(Stored data)
^^^^^^^^

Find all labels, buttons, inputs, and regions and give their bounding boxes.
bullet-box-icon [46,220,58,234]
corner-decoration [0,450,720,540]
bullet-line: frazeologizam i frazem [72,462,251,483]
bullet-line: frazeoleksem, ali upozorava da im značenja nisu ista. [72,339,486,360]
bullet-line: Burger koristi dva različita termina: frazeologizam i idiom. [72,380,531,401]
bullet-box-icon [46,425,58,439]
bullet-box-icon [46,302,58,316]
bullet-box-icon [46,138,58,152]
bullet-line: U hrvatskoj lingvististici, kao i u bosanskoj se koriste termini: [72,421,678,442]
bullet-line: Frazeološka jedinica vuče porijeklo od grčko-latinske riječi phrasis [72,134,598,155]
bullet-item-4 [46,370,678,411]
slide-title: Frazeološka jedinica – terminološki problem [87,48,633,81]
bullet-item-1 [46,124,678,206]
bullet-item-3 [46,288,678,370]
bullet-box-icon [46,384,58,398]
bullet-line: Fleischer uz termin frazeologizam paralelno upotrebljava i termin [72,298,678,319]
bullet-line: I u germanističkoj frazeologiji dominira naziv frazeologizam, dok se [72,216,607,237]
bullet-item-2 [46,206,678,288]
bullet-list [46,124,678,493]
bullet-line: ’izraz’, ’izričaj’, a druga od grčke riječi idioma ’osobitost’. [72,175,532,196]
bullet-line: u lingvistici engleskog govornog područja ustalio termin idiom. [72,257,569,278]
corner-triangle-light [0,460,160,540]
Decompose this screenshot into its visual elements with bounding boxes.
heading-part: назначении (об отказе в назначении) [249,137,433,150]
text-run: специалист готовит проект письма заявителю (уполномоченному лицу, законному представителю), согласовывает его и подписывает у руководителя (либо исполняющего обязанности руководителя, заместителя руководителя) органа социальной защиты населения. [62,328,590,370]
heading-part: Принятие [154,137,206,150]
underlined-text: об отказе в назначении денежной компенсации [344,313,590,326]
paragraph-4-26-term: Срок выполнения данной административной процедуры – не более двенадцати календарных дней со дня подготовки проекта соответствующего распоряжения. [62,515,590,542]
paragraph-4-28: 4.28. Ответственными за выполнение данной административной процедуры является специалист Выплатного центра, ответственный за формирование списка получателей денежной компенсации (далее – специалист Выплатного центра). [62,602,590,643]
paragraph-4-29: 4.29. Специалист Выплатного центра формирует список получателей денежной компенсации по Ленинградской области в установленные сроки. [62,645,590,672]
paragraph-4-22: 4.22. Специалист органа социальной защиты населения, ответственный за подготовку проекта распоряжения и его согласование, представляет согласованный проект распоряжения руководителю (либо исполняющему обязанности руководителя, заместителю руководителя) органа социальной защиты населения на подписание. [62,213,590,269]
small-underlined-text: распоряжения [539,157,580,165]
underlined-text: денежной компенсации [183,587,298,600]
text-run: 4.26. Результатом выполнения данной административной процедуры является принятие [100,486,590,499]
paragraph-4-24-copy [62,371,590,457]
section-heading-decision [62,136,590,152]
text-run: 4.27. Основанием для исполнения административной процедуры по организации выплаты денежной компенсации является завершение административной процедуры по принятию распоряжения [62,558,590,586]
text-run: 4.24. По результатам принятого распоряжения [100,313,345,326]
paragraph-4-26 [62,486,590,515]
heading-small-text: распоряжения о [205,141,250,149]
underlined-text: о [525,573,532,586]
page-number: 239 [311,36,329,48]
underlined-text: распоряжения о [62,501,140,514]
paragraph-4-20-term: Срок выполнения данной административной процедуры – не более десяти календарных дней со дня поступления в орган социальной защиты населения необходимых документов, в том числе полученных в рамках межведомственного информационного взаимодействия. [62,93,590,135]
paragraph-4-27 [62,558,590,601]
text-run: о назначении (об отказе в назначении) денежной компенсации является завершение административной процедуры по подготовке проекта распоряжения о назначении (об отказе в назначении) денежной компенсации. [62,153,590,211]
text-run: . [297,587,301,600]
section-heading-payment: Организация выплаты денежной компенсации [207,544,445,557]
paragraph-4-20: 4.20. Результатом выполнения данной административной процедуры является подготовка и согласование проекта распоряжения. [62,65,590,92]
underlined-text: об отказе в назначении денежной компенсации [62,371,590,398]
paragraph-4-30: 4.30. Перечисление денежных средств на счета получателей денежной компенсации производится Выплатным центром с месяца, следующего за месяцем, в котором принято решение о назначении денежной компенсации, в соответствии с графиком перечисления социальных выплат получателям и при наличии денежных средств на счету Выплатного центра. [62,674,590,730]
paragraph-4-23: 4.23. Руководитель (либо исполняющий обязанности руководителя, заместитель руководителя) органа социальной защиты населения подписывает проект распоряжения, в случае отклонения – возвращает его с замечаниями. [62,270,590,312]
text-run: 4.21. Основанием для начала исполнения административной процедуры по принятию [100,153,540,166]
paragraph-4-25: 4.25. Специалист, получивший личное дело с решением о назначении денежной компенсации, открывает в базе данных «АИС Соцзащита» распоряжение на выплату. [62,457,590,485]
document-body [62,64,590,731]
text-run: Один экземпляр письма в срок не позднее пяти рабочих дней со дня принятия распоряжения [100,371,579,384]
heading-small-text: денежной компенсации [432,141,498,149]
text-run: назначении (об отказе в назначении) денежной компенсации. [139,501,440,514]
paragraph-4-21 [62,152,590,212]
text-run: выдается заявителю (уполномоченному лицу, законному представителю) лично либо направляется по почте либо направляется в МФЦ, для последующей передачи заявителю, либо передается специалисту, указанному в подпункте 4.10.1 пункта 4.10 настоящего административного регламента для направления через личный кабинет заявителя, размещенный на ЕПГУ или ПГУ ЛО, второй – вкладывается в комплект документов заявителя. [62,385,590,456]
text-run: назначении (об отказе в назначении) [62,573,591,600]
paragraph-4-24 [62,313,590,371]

^^^^^^^^

**What is required**.
Render all the material above as a Markdown table with the columns "No." and "Entry," one numbered row per line, skipping blank lines.

**Result of the task**.
| No. | Entry |
|---|---|
| 1 | Find all labels, buttons, inputs, and regions and give their bounding boxes. |
| 2 | bullet-box-icon [46,220,58,234] |
| 3 | corner-decoration [0,450,720,540] |
| 4 | bullet-line: frazeologizam i frazem [72,462,251,483] |
| 5 | bullet-line: frazeoleksem, ali upozorava da im značenja nisu ista. [72,339,486,360] |
| 6 | bullet-line: Burger koristi dva različita termina: frazeologizam i idiom. [72,380,531,401] |
| 7 | bullet-box-icon [46,425,58,439] |
| 8 | bullet-box-icon [46,302,58,316] |
| 9 | bullet-box-icon [46,138,58,152] |
| 10 | bullet-line: U hrvatskoj lingvististici, kao i u bosanskoj se koriste termini: [72,421,678,442] |
| 11 | bullet-line: Frazeološka jedinica vuče porijeklo od grčko-latinske riječi phrasis [72,134,598,155] |
| 12 | bullet-item-4 [46,370,678,411] |
| 13 | slide-title: Frazeološka jedinica – terminološki problem [87,48,633,81] |
| 14 | bullet-item-1 [46,124,678,206] |
| 15 | bullet-item-3 [46,288,678,370] |
| 16 | bullet-box-icon [46,384,58,398] |
| 17 | bullet-line: Fleischer uz termin frazeologizam paralelno upotrebljava i termin [72,298,678,319] |
| 18 | bullet-line: I u germanističkoj frazeologiji dominira naziv frazeologizam, dok se [72,216,607,237] |
| 19 | bullet-item-2 [46,206,678,288] |
| 20 | bullet-list [46,124,678,493] |
| 21 | bullet-line: ’izraz’, ’izričaj’, a druga od grčke riječi idioma ’osobitost’. [72,175,532,196] |
| 22 | bullet-line: u lingvistici engleskog govornog područja ustalio termin idiom. [72,257,569,278] |
| 23 | corner-triangle-light [0,460,160,540] |
| 24 | Decompose this screenshot into its visual elements with bounding boxes. |
| 25 | heading-part: назначении (об отказе в назначении) [249,137,433,150] |
| 26 | text-run: специалист готовит проект письма заявителю (уполномоченному лицу, законному представителю), согласовывает его и подписывает у руководителя (либо исполняющего обязанности руководителя, заместителя руководителя) органа социальной защиты населения. [62,328,590,370] |
| 27 | heading-part: Принятие [154,137,206,150] |
| 28 | underlined-text: об отказе в назначении денежной компенсации [344,313,590,326] |
| 29 | paragraph-4-26-term: Срок выполнения данной административной процедуры – не более двенадцати календарных дней со дня подготовки проекта соответствующего распоряжения. [62,515,590,542] |
| 30 | paragraph-4-28: 4.28. Ответственными за выполнение данной административной процедуры является специалист Выплатного центра, ответственный за формирование списка получателей денежной компенсации (далее – специалист Выплатного центра). [62,602,590,643] |
| 31 | paragraph-4-29: 4.29. Специалист Выплатного центра формирует список получателей денежной компенсации по Ленинградской области в установленные сроки. [62,645,590,672] |
| 32 | paragraph-4-22: 4.22. Специалист органа социальной защиты населения, ответственный за подготовку проекта распоряжения и его согласование, представляет согласованный проект распоряжения руководителю (либо исполняющему обязанности руководителя, заместителю руководителя) органа социальной защиты населения на подписание. [62,213,590,269] |
| 33 | small-underlined-text: распоряжения [539,157,580,165] |
| 34 | underlined-text: денежной компенсации [183,587,298,600] |
| 35 | text-run: 4.26. Результатом выполнения данной административной процедуры является принятие [100,486,590,499] |
| 36 | paragraph-4-24-copy [62,371,590,457] |
| 37 | section-heading-decision [62,136,590,152] |
| 38 | text-run: 4.27. Основанием для исполнения административной процедуры по организации выплаты денежной компенсации является завершение административной процедуры по принятию распоряжения [62,558,590,586] |
| 39 | text-run: 4.24. По результатам принятого распоряжения [100,313,345,326] |
| 40 | paragraph-4-26 [62,486,590,515] |
| 41 | heading-small-text: распоряжения о [205,141,250,149] |
| 42 | underlined-text: о [525,573,532,586] |
| 43 | page-number: 239 [311,36,329,48] |
| 44 | underlined-text: распоряжения о [62,501,140,514] |
| 45 | paragraph-4-20-term: Срок выполнения данной административной процедуры – не более десяти календарных дней со дня поступления в орган социальной защиты населения необходимых документов, в том числе полученных в рамках межведомственного информационного взаимодействия. [62,93,590,135] |
| 46 | paragraph-4-27 [62,558,590,601] |
| 47 | text-run: о назначении (об отказе в назначении) денежной компенсации является завершение административной процедуры по подготовке проекта распоряжения о назначении (об отказе в назначении) денежной компенсации. [62,153,590,211] |
| 48 | text-run: . [297,587,301,600] |
| 49 | section-heading-payment: Организация выплаты денежной компенсации [207,544,445,557] |
| 50 | paragraph-4-20: 4.20. Результатом выполнения данной административной процедуры является подготовка и согласование проекта распоряжения. [62,65,590,92] |
| 51 | underlined-text: об отказе в назначении денежной компенсации [62,371,590,398] |
| 52 | paragraph-4-30: 4.30. Перечисление денежных средств на счета получателей денежной компенсации производится Выплатным центром с месяца, следующего за месяцем, в котором принято решение о назначении денежной компенсации, в соответствии с графиком перечисления социальных выплат получателям и при наличии денежных средств на счету Выплатного центра. [62,674,590,730] |
| 53 | paragraph-4-23: 4.23. Руководитель (либо исполняющий обязанности руководителя, заместитель руководителя) органа социальной защиты населения подписывает проект распоряжения, в случае отклонения – возвращает его с замечаниями. [62,270,590,312] |
| 54 | text-run: 4.21. Основанием для начала исполнения административной процедуры по принятию [100,153,540,166] |
| 55 | paragraph-4-25: 4.25. Специалист, получивший личное дело с решением о назначении денежной компенсации, открывает в базе данных «АИС Соцзащита» распоряжение на выплату. [62,457,590,485] |
| 56 | document-body [62,64,590,731] |
| 57 | text-run: Один экземпляр письма в срок не позднее пяти рабочих дней со дня принятия распоряжения [100,371,579,384] |
| 58 | heading-small-text: денежной компенсации [432,141,498,149] |
| 59 | text-run: назначении (об отказе в назначении) денежной компенсации. [139,501,440,514] |
| 60 | paragraph-4-21 [62,152,590,212] |
| 61 | text-run: выдается заявителю (уполномоченному лицу, законному представителю) лично либо направляется по почте либо направляется в МФЦ, для последующей передачи заявителю, либо передается специалисту, указанному в подпункте 4.10.1 пункта 4.10 настоящего административного регламента для направления через личный кабинет заявителя, размещенный на ЕПГУ или ПГУ ЛО, второй – вкладывается в комплект документов заявителя. [62,385,590,456] |
| 62 | text-run: назначении (об отказе в назначении) [62,573,591,600] |
| 63 | paragraph-4-24 [62,313,590,371] |